* [AIM OF THE EXERCISE]: Work through the material below line by line and say how many lines include the word "Registry". Only the number, please.

[Entries with figure data]
· · · · · · ·

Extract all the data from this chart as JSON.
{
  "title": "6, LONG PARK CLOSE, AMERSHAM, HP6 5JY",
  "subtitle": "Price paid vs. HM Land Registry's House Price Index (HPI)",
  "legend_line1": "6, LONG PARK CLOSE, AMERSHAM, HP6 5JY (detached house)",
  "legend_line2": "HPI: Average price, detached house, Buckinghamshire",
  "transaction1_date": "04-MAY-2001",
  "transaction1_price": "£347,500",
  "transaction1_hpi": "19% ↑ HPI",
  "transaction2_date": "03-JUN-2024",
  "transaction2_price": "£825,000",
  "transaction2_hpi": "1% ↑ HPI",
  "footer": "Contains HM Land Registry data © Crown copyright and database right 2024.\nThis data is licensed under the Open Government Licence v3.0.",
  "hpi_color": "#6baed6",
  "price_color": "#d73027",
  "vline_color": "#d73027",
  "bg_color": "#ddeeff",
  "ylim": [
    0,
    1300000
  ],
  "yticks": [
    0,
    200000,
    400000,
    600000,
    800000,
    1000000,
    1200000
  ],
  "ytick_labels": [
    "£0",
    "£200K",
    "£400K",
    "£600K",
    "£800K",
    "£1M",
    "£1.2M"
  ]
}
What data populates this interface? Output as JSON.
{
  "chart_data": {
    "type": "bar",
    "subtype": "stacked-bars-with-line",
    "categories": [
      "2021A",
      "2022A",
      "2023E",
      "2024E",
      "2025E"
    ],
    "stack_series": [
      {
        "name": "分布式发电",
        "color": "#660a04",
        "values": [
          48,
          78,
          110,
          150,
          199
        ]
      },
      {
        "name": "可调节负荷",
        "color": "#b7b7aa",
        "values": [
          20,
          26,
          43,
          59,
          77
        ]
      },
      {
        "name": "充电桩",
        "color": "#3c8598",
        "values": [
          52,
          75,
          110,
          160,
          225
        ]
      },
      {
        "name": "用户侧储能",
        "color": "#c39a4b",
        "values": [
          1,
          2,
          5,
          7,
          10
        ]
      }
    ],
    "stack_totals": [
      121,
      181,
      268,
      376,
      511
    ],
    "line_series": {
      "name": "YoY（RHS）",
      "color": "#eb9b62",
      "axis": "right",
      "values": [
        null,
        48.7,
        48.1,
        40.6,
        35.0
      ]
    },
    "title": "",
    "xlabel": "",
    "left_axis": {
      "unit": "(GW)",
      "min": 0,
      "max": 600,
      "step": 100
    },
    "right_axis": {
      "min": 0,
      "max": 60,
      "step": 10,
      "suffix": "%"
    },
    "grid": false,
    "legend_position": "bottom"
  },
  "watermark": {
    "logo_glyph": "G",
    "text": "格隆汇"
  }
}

· · · · · · ·

* [RESULT OF THIS EXERCISE]: 2